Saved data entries
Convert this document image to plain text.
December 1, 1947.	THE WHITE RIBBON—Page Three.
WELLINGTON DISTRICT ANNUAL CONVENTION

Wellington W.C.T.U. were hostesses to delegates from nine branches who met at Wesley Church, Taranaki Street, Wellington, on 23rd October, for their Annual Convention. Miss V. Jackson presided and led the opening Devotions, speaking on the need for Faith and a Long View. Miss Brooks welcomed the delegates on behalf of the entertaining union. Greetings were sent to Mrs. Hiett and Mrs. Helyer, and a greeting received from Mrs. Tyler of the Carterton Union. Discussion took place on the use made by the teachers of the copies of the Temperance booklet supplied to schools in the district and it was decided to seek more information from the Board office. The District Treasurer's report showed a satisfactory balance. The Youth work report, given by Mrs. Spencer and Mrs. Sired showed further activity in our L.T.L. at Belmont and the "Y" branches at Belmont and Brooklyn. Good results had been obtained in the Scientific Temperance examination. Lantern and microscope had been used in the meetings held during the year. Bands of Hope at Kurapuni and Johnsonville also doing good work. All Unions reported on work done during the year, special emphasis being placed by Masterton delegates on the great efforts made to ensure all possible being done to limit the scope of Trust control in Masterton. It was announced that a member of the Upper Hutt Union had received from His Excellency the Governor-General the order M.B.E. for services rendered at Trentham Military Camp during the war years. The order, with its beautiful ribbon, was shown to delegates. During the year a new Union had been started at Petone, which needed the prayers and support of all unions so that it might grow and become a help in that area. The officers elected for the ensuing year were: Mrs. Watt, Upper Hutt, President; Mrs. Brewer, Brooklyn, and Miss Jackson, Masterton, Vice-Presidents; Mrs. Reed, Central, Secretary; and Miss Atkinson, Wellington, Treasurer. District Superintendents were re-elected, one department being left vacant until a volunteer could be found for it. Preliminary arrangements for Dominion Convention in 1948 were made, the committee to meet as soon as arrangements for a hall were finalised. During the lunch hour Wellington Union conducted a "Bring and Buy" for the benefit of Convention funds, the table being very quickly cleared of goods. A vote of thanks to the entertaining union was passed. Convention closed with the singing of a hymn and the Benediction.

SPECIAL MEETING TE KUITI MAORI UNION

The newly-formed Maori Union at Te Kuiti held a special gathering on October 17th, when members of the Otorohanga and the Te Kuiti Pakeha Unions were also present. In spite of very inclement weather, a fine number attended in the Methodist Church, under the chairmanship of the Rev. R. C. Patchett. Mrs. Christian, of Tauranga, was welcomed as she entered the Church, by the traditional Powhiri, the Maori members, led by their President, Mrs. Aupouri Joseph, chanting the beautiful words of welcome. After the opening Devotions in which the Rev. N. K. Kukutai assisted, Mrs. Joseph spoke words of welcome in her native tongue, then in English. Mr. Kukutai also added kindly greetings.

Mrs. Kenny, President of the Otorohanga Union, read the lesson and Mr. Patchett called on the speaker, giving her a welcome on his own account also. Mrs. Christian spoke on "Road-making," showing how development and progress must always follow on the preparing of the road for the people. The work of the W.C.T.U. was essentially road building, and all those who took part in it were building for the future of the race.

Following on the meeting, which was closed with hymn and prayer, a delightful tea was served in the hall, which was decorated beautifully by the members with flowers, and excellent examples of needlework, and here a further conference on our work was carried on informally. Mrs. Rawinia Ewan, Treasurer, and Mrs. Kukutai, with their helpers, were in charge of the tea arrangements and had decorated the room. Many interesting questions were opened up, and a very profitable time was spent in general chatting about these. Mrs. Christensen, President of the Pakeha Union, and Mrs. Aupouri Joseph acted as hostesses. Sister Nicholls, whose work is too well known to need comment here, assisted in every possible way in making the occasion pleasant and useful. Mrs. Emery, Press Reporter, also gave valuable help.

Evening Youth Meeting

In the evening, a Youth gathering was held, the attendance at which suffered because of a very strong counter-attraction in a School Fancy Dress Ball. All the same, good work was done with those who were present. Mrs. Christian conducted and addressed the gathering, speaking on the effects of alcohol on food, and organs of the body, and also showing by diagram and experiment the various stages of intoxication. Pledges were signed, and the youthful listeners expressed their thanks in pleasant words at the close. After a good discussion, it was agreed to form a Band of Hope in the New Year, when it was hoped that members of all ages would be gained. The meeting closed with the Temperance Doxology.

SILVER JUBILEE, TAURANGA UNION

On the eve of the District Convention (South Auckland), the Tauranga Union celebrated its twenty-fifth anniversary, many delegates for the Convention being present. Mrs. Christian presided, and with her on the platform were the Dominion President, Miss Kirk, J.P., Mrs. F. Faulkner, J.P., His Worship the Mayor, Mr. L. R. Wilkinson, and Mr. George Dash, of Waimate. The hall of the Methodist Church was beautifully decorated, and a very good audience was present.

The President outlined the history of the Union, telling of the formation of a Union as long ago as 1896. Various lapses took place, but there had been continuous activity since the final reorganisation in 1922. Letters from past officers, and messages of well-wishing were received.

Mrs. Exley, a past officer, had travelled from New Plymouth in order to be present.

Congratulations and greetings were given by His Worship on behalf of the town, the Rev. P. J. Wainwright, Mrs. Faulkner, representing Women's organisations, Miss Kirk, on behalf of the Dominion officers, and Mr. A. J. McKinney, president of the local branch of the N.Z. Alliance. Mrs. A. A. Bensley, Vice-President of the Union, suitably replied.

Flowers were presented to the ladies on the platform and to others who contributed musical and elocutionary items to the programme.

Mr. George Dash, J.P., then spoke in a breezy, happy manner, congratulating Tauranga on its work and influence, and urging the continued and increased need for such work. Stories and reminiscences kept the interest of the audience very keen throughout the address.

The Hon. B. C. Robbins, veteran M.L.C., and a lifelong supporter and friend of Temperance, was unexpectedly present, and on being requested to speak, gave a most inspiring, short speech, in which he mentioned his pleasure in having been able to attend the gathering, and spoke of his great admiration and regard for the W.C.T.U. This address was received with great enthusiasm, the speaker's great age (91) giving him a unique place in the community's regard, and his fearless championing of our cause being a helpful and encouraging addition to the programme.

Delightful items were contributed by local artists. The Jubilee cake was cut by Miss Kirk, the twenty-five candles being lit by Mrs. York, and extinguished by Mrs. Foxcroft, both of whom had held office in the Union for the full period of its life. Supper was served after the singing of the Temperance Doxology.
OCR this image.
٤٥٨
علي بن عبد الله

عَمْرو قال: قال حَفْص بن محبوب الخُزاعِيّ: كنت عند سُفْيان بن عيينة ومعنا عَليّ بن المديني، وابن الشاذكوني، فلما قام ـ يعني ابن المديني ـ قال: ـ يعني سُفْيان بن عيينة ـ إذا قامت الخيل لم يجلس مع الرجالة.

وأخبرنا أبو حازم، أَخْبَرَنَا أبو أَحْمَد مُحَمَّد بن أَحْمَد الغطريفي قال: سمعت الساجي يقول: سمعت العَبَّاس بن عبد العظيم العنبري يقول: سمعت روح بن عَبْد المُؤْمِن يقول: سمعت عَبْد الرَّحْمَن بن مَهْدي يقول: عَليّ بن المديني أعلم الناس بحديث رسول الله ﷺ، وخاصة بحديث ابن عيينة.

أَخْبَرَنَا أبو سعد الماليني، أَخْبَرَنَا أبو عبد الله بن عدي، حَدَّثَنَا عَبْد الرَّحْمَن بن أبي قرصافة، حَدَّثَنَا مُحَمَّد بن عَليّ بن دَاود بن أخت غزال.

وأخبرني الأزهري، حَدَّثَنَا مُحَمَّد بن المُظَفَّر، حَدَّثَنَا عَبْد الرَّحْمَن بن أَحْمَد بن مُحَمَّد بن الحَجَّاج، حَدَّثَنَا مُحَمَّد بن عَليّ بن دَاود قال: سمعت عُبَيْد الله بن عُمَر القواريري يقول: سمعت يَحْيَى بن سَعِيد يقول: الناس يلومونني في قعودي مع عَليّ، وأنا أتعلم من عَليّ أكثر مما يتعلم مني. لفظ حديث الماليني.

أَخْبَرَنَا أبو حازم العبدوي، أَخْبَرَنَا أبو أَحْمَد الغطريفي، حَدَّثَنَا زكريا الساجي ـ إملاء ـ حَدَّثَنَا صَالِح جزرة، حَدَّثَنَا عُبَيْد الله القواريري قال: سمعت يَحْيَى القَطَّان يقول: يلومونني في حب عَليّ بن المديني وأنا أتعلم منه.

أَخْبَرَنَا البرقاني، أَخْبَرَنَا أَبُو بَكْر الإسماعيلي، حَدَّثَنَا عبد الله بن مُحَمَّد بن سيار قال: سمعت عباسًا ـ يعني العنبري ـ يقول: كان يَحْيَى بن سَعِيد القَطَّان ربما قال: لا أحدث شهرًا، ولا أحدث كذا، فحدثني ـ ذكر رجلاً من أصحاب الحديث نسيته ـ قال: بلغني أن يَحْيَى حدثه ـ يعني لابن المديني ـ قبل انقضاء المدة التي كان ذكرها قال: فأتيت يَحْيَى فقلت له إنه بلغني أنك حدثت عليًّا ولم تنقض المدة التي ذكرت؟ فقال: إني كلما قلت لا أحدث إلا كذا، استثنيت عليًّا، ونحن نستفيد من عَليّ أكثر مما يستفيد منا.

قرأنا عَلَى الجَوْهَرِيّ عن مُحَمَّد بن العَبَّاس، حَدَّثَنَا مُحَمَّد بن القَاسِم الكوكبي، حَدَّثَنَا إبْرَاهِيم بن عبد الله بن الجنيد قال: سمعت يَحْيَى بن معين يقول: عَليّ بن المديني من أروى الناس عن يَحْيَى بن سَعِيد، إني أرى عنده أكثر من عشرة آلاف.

**Directive**
Answer with one number only: how many lines above contain the word "Worship".

**Solution**
2